→ **REQUIRED WORK**
Turn every line of the records below into a JSON list of strings, with one string for each line and no entries for blank lines.

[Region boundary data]
========================================
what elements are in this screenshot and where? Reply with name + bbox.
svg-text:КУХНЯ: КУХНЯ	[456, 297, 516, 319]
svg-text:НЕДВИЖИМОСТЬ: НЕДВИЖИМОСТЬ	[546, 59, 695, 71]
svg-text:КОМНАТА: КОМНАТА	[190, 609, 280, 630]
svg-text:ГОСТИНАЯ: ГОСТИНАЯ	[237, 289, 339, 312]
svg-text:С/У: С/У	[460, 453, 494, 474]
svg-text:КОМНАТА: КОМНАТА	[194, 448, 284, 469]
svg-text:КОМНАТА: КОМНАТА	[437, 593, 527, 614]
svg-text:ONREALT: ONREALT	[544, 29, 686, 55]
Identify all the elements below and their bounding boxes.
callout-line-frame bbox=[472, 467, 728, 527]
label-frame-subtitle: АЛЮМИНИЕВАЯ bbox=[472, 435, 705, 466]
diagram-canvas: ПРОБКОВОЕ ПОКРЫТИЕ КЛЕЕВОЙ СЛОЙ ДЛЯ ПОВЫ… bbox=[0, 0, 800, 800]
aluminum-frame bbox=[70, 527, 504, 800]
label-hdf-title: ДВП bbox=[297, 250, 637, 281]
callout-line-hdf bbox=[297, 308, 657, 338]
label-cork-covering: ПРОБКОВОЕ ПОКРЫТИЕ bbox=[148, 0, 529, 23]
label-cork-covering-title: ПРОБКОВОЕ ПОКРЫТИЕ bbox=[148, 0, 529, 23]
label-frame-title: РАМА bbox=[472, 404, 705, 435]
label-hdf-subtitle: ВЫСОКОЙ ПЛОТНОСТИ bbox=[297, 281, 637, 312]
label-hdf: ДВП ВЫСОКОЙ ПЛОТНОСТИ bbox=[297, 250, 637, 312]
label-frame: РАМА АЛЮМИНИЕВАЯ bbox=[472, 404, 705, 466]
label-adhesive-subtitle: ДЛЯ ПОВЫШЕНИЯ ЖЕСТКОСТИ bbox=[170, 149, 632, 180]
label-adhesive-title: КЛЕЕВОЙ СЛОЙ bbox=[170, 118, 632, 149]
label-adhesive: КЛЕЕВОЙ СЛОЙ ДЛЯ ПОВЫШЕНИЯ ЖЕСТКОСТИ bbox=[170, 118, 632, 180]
========================================
→ **OUTPUT FOR THIS EXERCISE**
[
  "what elements are in this screenshot and where? Reply with name + bbox.",
  "svg-text:КУХНЯ: КУХНЯ\t[456, 297, 516, 319]",
  "svg-text:НЕДВИЖИМОСТЬ: НЕДВИЖИМОСТЬ\t[546, 59, 695, 71]",
  "svg-text:КОМНАТА: КОМНАТА\t[190, 609, 280, 630]",
  "svg-text:ГОСТИНАЯ: ГОСТИНАЯ\t[237, 289, 339, 312]",
  "svg-text:С/У: С/У\t[460, 453, 494, 474]",
  "svg-text:КОМНАТА: КОМНАТА\t[194, 448, 284, 469]",
  "svg-text:КОМНАТА: КОМНАТА\t[437, 593, 527, 614]",
  "svg-text:ONREALT: ONREALT\t[544, 29, 686, 55]",
  "Identify all the elements below and their bounding boxes.",
  "callout-line-frame bbox=[472, 467, 728, 527]",
  "label-frame-subtitle: АЛЮМИНИЕВАЯ bbox=[472, 435, 705, 466]",
  "diagram-canvas: ПРОБКОВОЕ ПОКРЫТИЕ КЛЕЕВОЙ СЛОЙ ДЛЯ ПОВЫ… bbox=[0, 0, 800, 800]",
  "aluminum-frame bbox=[70, 527, 504, 800]",
  "label-hdf-title: ДВП bbox=[297, 250, 637, 281]",
  "callout-line-hdf bbox=[297, 308, 657, 338]",
  "label-cork-covering: ПРОБКОВОЕ ПОКРЫТИЕ bbox=[148, 0, 529, 23]",
  "label-cork-covering-title: ПРОБКОВОЕ ПОКРЫТИЕ bbox=[148, 0, 529, 23]",
  "label-frame-title: РАМА bbox=[472, 404, 705, 435]",
  "label-hdf-subtitle: ВЫСОКОЙ ПЛОТНОСТИ bbox=[297, 281, 637, 312]",
  "label-hdf: ДВП ВЫСОКОЙ ПЛОТНОСТИ bbox=[297, 250, 637, 312]",
  "label-frame: РАМА АЛЮМИНИЕВАЯ bbox=[472, 404, 705, 466]",
  "label-adhesive-subtitle: ДЛЯ ПОВЫШЕНИЯ ЖЕСТКОСТИ bbox=[170, 149, 632, 180]",
  "label-adhesive-title: КЛЕЕВОЙ СЛОЙ bbox=[170, 118, 632, 149]",
  "label-adhesive: КЛЕЕВОЙ СЛОЙ ДЛЯ ПОВЫШЕНИЯ ЖЕСТКОСТИ bbox=[170, 118, 632, 180]"
]